[Collection entries]
-.-.-
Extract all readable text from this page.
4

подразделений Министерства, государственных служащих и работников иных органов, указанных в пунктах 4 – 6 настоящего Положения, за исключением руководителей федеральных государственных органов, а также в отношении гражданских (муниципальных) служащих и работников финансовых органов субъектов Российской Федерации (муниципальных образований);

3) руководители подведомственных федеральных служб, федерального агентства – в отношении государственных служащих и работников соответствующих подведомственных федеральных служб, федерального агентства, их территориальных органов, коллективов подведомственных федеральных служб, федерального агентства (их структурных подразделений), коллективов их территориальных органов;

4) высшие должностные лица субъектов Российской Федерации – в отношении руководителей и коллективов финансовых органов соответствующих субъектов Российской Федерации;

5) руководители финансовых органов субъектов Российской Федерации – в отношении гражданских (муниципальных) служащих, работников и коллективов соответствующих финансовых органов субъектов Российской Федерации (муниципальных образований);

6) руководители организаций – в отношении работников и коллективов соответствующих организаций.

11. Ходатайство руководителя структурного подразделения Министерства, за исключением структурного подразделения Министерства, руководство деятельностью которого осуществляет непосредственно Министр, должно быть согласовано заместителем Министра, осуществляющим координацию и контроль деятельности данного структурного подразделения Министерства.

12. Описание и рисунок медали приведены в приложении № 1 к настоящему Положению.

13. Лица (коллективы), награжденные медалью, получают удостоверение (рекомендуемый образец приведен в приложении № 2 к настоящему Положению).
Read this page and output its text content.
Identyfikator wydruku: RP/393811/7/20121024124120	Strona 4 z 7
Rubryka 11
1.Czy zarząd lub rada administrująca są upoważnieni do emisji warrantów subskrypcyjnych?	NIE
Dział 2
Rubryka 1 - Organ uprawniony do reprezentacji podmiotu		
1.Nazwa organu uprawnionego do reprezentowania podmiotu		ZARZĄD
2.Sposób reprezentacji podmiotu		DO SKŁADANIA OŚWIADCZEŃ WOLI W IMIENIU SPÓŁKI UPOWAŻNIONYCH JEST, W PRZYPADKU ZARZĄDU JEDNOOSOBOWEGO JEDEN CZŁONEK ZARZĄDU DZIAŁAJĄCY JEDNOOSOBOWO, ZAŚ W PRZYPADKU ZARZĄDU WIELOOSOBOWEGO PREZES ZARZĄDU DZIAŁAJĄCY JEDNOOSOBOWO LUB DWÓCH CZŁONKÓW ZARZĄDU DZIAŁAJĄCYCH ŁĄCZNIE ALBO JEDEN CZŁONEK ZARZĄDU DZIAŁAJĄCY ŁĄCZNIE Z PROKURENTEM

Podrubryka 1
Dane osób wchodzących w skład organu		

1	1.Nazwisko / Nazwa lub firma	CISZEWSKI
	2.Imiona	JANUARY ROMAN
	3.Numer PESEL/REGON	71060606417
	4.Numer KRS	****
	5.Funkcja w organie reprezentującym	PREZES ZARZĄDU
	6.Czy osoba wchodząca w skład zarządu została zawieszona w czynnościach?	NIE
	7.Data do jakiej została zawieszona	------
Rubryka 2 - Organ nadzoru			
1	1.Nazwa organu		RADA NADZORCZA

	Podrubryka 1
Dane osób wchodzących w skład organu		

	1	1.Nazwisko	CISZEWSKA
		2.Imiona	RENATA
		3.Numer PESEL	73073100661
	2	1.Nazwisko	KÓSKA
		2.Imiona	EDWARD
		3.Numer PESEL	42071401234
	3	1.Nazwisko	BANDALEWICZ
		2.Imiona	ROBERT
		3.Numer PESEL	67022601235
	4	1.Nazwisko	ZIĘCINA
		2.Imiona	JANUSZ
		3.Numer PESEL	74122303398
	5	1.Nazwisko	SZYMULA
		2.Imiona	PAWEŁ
-.-.-
| Written request |
Retype the data in full and match it exactly.

| Answer to this exercise |
Extract all readable text from this page.
4

подразделений Министерства, государственных служащих и работников иных органов, указанных в пунктах 4 – 6 настоящего Положения, за исключением руководителей федеральных государственных органов, а также в отношении гражданских (муниципальных) служащих и работников финансовых органов субъектов Российской Федерации (муниципальных образований);

3) руководители подведомственных федеральных служб, федерального агентства – в отношении государственных служащих и работников соответствующих подведомственных федеральных служб, федерального агентства, их территориальных органов, коллективов подведомственных федеральных служб, федерального агентства (их структурных подразделений), коллективов их территориальных органов;

4) высшие должностные лица субъектов Российской Федерации – в отношении руководителей и коллективов финансовых органов соответствующих субъектов Российской Федерации;

5) руководители финансовых органов субъектов Российской Федерации – в отношении гражданских (муниципальных) служащих, работников и коллективов соответствующих финансовых органов субъектов Российской Федерации (муниципальных образований);

6) руководители организаций – в отношении работников и коллективов соответствующих организаций.

11. Ходатайство руководителя структурного подразделения Министерства, за исключением структурного подразделения Министерства, руководство деятельностью которого осуществляет непосредственно Министр, должно быть согласовано заместителем Министра, осуществляющим координацию и контроль деятельности данного структурного подразделения Министерства.

12. Описание и рисунок медали приведены в приложении № 1 к настоящему Положению.

13. Лица (коллективы), награжденные медалью, получают удостоверение (рекомендуемый образец приведен в приложении № 2 к настоящему Положению).
Read this page and output its text content.
Identyfikator wydruku: RP/393811/7/20121024124120	Strona 4 z 7
Rubryka 11
1.Czy zarząd lub rada administrująca są upoważnieni do emisji warrantów subskrypcyjnych?	NIE
Dział 2
Rubryka 1 - Organ uprawniony do reprezentacji podmiotu		
1.Nazwa organu uprawnionego do reprezentowania podmiotu		ZARZĄD
2.Sposób reprezentacji podmiotu		DO SKŁADANIA OŚWIADCZEŃ WOLI W IMIENIU SPÓŁKI UPOWAŻNIONYCH JEST, W PRZYPADKU ZARZĄDU JEDNOOSOBOWEGO JEDEN CZŁONEK ZARZĄDU DZIAŁAJĄCY JEDNOOSOBOWO, ZAŚ W PRZYPADKU ZARZĄDU WIELOOSOBOWEGO PREZES ZARZĄDU DZIAŁAJĄCY JEDNOOSOBOWO LUB DWÓCH CZŁONKÓW ZARZĄDU DZIAŁAJĄCYCH ŁĄCZNIE ALBO JEDEN CZŁONEK ZARZĄDU DZIAŁAJĄCY ŁĄCZNIE Z PROKURENTEM

Podrubryka 1
Dane osób wchodzących w skład organu		

1	1.Nazwisko / Nazwa lub firma	CISZEWSKI
	2.Imiona	JANUARY ROMAN
	3.Numer PESEL/REGON	71060606417
	4.Numer KRS	****
	5.Funkcja w organie reprezentującym	PREZES ZARZĄDU
	6.Czy osoba wchodząca w skład zarządu została zawieszona w czynnościach?	NIE
	7.Data do jakiej została zawieszona	------
Rubryka 2 - Organ nadzoru			
1	1.Nazwa organu		RADA NADZORCZA

	Podrubryka 1
Dane osób wchodzących w skład organu		

	1	1.Nazwisko	CISZEWSKA
		2.Imiona	RENATA
		3.Numer PESEL	73073100661
	2	1.Nazwisko	KÓSKA
		2.Imiona	EDWARD
		3.Numer PESEL	42071401234
	3	1.Nazwisko	BANDALEWICZ
		2.Imiona	ROBERT
		3.Numer PESEL	67022601235
	4	1.Nazwisko	ZIĘCINA
		2.Imiona	JANUSZ
		3.Numer PESEL	74122303398
	5	1.Nazwisko	SZYMULA
		2.Imiona	PAWEŁ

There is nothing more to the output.